What you are asked to do
Write the data out again in full, with no departure from the original.

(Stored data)

*****

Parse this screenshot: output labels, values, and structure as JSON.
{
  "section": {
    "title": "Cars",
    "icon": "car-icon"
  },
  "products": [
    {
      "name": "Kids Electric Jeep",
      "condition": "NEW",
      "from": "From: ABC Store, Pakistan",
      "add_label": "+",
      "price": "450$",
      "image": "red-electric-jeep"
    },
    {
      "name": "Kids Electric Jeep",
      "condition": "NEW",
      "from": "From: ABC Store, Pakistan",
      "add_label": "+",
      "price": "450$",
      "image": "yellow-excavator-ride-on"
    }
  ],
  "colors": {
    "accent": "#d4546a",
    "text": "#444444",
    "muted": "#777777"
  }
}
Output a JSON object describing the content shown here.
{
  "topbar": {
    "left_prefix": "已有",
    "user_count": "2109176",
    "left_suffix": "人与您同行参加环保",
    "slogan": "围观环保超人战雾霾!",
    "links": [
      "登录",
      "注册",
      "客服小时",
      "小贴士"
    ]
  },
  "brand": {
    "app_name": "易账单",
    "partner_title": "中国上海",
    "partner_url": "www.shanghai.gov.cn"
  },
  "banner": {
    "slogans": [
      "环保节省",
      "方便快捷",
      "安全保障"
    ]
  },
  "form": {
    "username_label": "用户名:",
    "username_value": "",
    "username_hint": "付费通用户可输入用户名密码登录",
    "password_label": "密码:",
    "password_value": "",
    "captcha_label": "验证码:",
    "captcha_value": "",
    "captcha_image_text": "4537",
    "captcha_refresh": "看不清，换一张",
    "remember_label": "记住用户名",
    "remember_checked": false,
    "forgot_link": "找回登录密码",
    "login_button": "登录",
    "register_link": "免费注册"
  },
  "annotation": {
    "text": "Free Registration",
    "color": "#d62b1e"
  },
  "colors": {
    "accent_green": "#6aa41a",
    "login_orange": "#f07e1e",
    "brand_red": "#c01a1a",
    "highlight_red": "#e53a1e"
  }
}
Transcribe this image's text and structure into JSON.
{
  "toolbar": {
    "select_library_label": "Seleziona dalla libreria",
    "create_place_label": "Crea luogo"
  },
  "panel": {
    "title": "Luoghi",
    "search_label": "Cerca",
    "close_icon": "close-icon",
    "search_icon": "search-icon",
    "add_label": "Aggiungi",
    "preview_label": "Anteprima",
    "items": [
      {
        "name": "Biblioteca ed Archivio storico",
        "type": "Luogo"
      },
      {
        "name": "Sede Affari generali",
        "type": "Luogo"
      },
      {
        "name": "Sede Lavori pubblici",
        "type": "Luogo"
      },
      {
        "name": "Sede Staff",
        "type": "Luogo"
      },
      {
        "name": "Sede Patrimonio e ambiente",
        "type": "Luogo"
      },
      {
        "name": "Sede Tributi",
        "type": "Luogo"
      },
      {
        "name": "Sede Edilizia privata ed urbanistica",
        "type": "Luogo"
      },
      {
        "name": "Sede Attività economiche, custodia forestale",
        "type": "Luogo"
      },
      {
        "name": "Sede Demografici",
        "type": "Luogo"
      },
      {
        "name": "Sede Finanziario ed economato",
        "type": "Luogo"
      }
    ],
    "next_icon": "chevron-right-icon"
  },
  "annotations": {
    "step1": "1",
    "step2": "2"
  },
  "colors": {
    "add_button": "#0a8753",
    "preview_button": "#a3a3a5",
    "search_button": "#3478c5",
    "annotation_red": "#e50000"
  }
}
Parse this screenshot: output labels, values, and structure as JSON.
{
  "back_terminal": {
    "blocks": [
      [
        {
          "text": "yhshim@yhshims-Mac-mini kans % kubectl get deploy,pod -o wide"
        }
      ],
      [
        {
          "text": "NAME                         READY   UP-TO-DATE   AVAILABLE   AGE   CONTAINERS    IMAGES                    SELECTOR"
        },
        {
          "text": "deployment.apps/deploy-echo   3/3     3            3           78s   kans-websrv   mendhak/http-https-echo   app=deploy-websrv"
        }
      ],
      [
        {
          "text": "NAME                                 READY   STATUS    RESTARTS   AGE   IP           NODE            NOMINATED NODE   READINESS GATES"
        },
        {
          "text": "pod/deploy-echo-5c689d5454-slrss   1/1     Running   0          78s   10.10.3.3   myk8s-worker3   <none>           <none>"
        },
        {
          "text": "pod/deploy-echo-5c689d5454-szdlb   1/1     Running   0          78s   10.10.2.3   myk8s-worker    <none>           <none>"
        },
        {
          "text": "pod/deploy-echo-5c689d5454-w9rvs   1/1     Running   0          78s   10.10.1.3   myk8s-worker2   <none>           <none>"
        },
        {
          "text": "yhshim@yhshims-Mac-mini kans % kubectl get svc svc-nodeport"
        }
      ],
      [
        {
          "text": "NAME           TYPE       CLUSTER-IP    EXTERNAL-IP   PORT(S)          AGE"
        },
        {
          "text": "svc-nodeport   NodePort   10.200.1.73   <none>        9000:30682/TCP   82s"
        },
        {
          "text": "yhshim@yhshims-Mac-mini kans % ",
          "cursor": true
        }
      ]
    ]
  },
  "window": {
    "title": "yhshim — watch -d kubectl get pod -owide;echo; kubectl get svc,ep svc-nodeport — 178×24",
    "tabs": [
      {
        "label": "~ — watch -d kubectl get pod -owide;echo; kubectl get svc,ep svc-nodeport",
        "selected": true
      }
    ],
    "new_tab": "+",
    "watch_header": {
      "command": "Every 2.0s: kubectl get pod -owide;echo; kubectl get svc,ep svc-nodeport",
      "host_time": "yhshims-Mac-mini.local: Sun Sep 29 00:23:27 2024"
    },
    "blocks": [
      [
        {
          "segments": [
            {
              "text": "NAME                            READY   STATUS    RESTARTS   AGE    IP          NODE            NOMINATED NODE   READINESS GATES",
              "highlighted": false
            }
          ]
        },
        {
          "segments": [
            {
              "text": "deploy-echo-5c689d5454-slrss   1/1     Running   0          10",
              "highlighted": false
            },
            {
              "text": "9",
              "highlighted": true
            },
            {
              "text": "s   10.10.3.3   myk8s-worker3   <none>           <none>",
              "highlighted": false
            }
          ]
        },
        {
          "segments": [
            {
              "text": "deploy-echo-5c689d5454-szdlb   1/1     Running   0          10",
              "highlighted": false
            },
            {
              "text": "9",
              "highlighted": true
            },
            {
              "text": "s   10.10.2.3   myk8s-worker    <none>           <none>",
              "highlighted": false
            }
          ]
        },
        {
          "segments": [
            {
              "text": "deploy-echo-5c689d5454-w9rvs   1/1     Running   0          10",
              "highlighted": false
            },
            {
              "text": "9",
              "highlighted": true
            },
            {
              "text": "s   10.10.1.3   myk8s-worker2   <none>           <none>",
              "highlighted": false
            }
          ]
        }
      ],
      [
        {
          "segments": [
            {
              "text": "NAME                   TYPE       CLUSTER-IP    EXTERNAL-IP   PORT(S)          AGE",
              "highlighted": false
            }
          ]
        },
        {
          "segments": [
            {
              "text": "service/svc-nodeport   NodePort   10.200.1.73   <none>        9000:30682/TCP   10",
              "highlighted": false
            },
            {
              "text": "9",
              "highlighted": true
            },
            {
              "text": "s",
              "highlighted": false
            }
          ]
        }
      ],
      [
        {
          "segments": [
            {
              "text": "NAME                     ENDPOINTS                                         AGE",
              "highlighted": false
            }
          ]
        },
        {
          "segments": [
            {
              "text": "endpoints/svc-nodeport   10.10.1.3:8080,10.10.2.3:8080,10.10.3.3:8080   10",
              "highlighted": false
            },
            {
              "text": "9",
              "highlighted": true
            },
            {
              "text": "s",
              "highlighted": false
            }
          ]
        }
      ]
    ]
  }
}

*****

Exercise output
Parse this screenshot: output labels, values, and structure as JSON.
{
  "section": {
    "title": "Cars",
    "icon": "car-icon"
  },
  "products": [
    {
      "name": "Kids Electric Jeep",
      "condition": "NEW",
      "from": "From: ABC Store, Pakistan",
      "add_label": "+",
      "price": "450$",
      "image": "red-electric-jeep"
    },
    {
      "name": "Kids Electric Jeep",
      "condition": "NEW",
      "from": "From: ABC Store, Pakistan",
      "add_label": "+",
      "price": "450$",
      "image": "yellow-excavator-ride-on"
    }
  ],
  "colors": {
    "accent": "#d4546a",
    "text": "#444444",
    "muted": "#777777"
  }
}
Output a JSON object describing the content shown here.
{
  "topbar": {
    "left_prefix": "已有",
    "user_count": "2109176",
    "left_suffix": "人与您同行参加环保",
    "slogan": "围观环保超人战雾霾!",
    "links": [
      "登录",
      "注册",
      "客服小时",
      "小贴士"
    ]
  },
  "brand": {
    "app_name": "易账单",
    "partner_title": "中国上海",
    "partner_url": "www.shanghai.gov.cn"
  },
  "banner": {
    "slogans": [
      "环保节省",
      "方便快捷",
      "安全保障"
    ]
  },
  "form": {
    "username_label": "用户名:",
    "username_value": "",
    "username_hint": "付费通用户可输入用户名密码登录",
    "password_label": "密码:",
    "password_value": "",
    "captcha_label": "验证码:",
    "captcha_value": "",
    "captcha_image_text": "4537",
    "captcha_refresh": "看不清，换一张",
    "remember_label": "记住用户名",
    "remember_checked": false,
    "forgot_link": "找回登录密码",
    "login_button": "登录",
    "register_link": "免费注册"
  },
  "annotation": {
    "text": "Free Registration",
    "color": "#d62b1e"
  },
  "colors": {
    "accent_green": "#6aa41a",
    "login_orange": "#f07e1e",
    "brand_red": "#c01a1a",
    "highlight_red": "#e53a1e"
  }
}
Transcribe this image's text and structure into JSON.
{
  "toolbar": {
    "select_library_label": "Seleziona dalla libreria",
    "create_place_label": "Crea luogo"
  },
  "panel": {
    "title": "Luoghi",
    "search_label": "Cerca",
    "close_icon": "close-icon",
    "search_icon": "search-icon",
    "add_label": "Aggiungi",
    "preview_label": "Anteprima",
    "items": [
      {
        "name": "Biblioteca ed Archivio storico",
        "type": "Luogo"
      },
      {
        "name": "Sede Affari generali",
        "type": "Luogo"
      },
      {
        "name": "Sede Lavori pubblici",
        "type": "Luogo"
      },
      {
        "name": "Sede Staff",
        "type": "Luogo"
      },
      {
        "name": "Sede Patrimonio e ambiente",
        "type": "Luogo"
      },
      {
        "name": "Sede Tributi",
        "type": "Luogo"
      },
      {
        "name": "Sede Edilizia privata ed urbanistica",
        "type": "Luogo"
      },
      {
        "name": "Sede Attività economiche, custodia forestale",
        "type": "Luogo"
      },
      {
        "name": "Sede Demografici",
        "type": "Luogo"
      },
      {
        "name": "Sede Finanziario ed economato",
        "type": "Luogo"
      }
    ],
    "next_icon": "chevron-right-icon"
  },
  "annotations": {
    "step1": "1",
    "step2": "2"
  },
  "colors": {
    "add_button": "#0a8753",
    "preview_button": "#a3a3a5",
    "search_button": "#3478c5",
    "annotation_red": "#e50000"
  }
}
Parse this screenshot: output labels, values, and structure as JSON.
{
  "back_terminal": {
    "blocks": [
      [
        {
          "text": "yhshim@yhshims-Mac-mini kans % kubectl get deploy,pod -o wide"
        }
      ],
      [
        {
          "text": "NAME                         READY   UP-TO-DATE   AVAILABLE   AGE   CONTAINERS    IMAGES                    SELECTOR"
        },
        {
          "text": "deployment.apps/deploy-echo   3/3     3            3           78s   kans-websrv   mendhak/http-https-echo   app=deploy-websrv"
        }
      ],
      [
        {
          "text": "NAME                                 READY   STATUS    RESTARTS   AGE   IP           NODE            NOMINATED NODE   READINESS GATES"
        },
        {
          "text": "pod/deploy-echo-5c689d5454-slrss   1/1     Running   0          78s   10.10.3.3   myk8s-worker3   <none>           <none>"
        },
        {
          "text": "pod/deploy-echo-5c689d5454-szdlb   1/1     Running   0          78s   10.10.2.3   myk8s-worker    <none>           <none>"
        },
        {
          "text": "pod/deploy-echo-5c689d5454-w9rvs   1/1     Running   0          78s   10.10.1.3   myk8s-worker2   <none>           <none>"
        },
        {
          "text": "yhshim@yhshims-Mac-mini kans % kubectl get svc svc-nodeport"
        }
      ],
      [
        {
          "text": "NAME           TYPE       CLUSTER-IP    EXTERNAL-IP   PORT(S)          AGE"
        },
        {
          "text": "svc-nodeport   NodePort   10.200.1.73   <none>        9000:30682/TCP   82s"
        },
        {
          "text": "yhshim@yhshims-Mac-mini kans % ",
          "cursor": true
        }
      ]
    ]
  },
  "window": {
    "title": "yhshim — watch -d kubectl get pod -owide;echo; kubectl get svc,ep svc-nodeport — 178×24",
    "tabs": [
      {
        "label": "~ — watch -d kubectl get pod -owide;echo; kubectl get svc,ep svc-nodeport",
        "selected": true
      }
    ],
    "new_tab": "+",
    "watch_header": {
      "command": "Every 2.0s: kubectl get pod -owide;echo; kubectl get svc,ep svc-nodeport",
      "host_time": "yhshims-Mac-mini.local: Sun Sep 29 00:23:27 2024"
    },
    "blocks": [
      [
        {
          "segments": [
            {
              "text": "NAME                            READY   STATUS    RESTARTS   AGE    IP          NODE            NOMINATED NODE   READINESS GATES",
              "highlighted": false
            }
          ]
        },
        {
          "segments": [
            {
              "text": "deploy-echo-5c689d5454-slrss   1/1     Running   0          10",
              "highlighted": false
            },
            {
              "text": "9",
              "highlighted": true
            },
            {
              "text": "s   10.10.3.3   myk8s-worker3   <none>           <none>",
              "highlighted": false
            }
          ]
        },
        {
          "segments": [
            {
              "text": "deploy-echo-5c689d5454-szdlb   1/1     Running   0          10",
              "highlighted": false
            },
            {
              "text": "9",
              "highlighted": true
            },
            {
              "text": "s   10.10.2.3   myk8s-worker    <none>           <none>",
              "highlighted": false
            }
          ]
        },
        {
          "segments": [
            {
              "text": "deploy-echo-5c689d5454-w9rvs   1/1     Running   0          10",
              "highlighted": false
            },
            {
              "text": "9",
              "highlighted": true
            },
            {
              "text": "s   10.10.1.3   myk8s-worker2   <none>           <none>",
              "highlighted": false
            }
          ]
        }
      ],
      [
        {
          "segments": [
            {
              "text": "NAME                   TYPE       CLUSTER-IP    EXTERNAL-IP   PORT(S)          AGE",
              "highlighted": false
            }
          ]
        },
        {
          "segments": [
            {
              "text": "service/svc-nodeport   NodePort   10.200.1.73   <none>        9000:30682/TCP   10",
              "highlighted": false
            },
            {
              "text": "9",
              "highlighted": true
            },
            {
              "text": "s",
              "highlighted": false
            }
          ]
        }
      ],
      [
        {
          "segments": [
            {
              "text": "NAME                     ENDPOINTS                                         AGE",
              "highlighted": false
            }
          ]
        },
        {
          "segments": [
            {
              "text": "endpoints/svc-nodeport   10.10.1.3:8080,10.10.2.3:8080,10.10.3.3:8080   10",
              "highlighted": false
            },
            {
              "text": "9",
              "highlighted": true
            },
            {
              "text": "s",
              "highlighted": false
            }
          ]
        }
      ]
    ]
  }
}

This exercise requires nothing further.